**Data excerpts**
-- start --

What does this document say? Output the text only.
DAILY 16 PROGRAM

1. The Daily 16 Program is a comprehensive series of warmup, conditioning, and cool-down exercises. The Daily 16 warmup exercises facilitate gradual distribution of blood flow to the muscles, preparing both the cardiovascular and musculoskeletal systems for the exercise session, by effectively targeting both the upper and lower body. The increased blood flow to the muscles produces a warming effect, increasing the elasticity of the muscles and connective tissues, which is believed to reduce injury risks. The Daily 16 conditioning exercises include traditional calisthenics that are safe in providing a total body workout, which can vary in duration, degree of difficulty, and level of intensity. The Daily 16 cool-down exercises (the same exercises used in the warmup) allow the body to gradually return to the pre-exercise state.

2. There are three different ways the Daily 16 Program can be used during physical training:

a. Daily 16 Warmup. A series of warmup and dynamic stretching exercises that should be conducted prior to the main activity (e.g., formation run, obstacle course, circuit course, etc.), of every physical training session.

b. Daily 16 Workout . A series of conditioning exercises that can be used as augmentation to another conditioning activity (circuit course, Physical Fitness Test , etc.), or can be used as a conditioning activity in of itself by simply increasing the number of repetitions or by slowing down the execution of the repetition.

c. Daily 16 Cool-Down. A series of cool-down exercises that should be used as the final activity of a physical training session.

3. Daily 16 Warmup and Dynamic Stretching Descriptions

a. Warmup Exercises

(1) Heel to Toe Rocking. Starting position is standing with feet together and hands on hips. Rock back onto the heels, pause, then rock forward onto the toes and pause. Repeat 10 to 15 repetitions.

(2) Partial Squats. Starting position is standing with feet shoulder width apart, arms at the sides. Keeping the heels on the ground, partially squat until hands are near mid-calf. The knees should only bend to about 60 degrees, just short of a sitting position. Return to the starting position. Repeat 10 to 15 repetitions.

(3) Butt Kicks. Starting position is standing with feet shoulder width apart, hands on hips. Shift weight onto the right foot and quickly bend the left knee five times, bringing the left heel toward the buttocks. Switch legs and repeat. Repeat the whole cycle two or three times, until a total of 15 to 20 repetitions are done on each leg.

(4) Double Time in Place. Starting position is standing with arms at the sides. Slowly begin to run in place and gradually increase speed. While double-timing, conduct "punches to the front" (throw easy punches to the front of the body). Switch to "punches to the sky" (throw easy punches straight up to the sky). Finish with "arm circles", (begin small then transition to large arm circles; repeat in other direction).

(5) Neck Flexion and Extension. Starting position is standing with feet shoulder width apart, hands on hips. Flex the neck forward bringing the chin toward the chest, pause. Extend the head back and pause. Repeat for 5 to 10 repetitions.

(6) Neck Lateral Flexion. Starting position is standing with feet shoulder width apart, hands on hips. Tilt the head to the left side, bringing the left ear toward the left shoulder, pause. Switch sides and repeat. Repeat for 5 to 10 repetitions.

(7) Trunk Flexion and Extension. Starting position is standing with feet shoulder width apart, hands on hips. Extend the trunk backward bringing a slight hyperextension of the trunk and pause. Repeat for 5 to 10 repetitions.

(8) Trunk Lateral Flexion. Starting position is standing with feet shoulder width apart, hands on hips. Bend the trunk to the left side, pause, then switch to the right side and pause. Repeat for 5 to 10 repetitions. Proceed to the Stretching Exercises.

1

-- end --

**What the task requires**
Each line of the material above needs to be quoted exactly, please.

**Completed exercise**
What does this document say? Output the text only.
DAILY 16 PROGRAM

1. The Daily 16 Program is a comprehensive series of warmup, conditioning, and cool-down exercises. The Daily 16 warmup exercises facilitate gradual distribution of blood flow to the muscles, preparing both the cardiovascular and musculoskeletal systems for the exercise session, by effectively targeting both the upper and lower body. The increased blood flow to the muscles produces a warming effect, increasing the elasticity of the muscles and connective tissues, which is believed to reduce injury risks. The Daily 16 conditioning exercises include traditional calisthenics that are safe in providing a total body workout, which can vary in duration, degree of difficulty, and level of intensity. The Daily 16 cool-down exercises (the same exercises used in the warmup) allow the body to gradually return to the pre-exercise state.

2. There are three different ways the Daily 16 Program can be used during physical training:

a. Daily 16 Warmup. A series of warmup and dynamic stretching exercises that should be conducted prior to the main activity (e.g., formation run, obstacle course, circuit course, etc.), of every physical training session.

b. Daily 16 Workout . A series of conditioning exercises that can be used as augmentation to another conditioning activity (circuit course, Physical Fitness Test , etc.), or can be used as a conditioning activity in of itself by simply increasing the number of repetitions or by slowing down the execution of the repetition.

c. Daily 16 Cool-Down. A series of cool-down exercises that should be used as the final activity of a physical training session.

3. Daily 16 Warmup and Dynamic Stretching Descriptions

a. Warmup Exercises

(1) Heel to Toe Rocking. Starting position is standing with feet together and hands on hips. Rock back onto the heels, pause, then rock forward onto the toes and pause. Repeat 10 to 15 repetitions.

(2) Partial Squats. Starting position is standing with feet shoulder width apart, arms at the sides. Keeping the heels on the ground, partially squat until hands are near mid-calf. The knees should only bend to about 60 degrees, just short of a sitting position. Return to the starting position. Repeat 10 to 15 repetitions.

(3) Butt Kicks. Starting position is standing with feet shoulder width apart, hands on hips. Shift weight onto the right foot and quickly bend the left knee five times, bringing the left heel toward the buttocks. Switch legs and repeat. Repeat the whole cycle two or three times, until a total of 15 to 20 repetitions are done on each leg.

(4) Double Time in Place. Starting position is standing with arms at the sides. Slowly begin to run in place and gradually increase speed. While double-timing, conduct "punches to the front" (throw easy punches to the front of the body). Switch to "punches to the sky" (throw easy punches straight up to the sky). Finish with "arm circles", (begin small then transition to large arm circles; repeat in other direction).

(5) Neck Flexion and Extension. Starting position is standing with feet shoulder width apart, hands on hips. Flex the neck forward bringing the chin toward the chest, pause. Extend the head back and pause. Repeat for 5 to 10 repetitions.

(6) Neck Lateral Flexion. Starting position is standing with feet shoulder width apart, hands on hips. Tilt the head to the left side, bringing the left ear toward the left shoulder, pause. Switch sides and repeat. Repeat for 5 to 10 repetitions.

(7) Trunk Flexion and Extension. Starting position is standing with feet shoulder width apart, hands on hips. Extend the trunk backward bringing a slight hyperextension of the trunk and pause. Repeat for 5 to 10 repetitions.

(8) Trunk Lateral Flexion. Starting position is standing with feet shoulder width apart, hands on hips. Bend the trunk to the left side, pause, then switch to the right side and pause. Repeat for 5 to 10 repetitions. Proceed to the Stretching Exercises.

1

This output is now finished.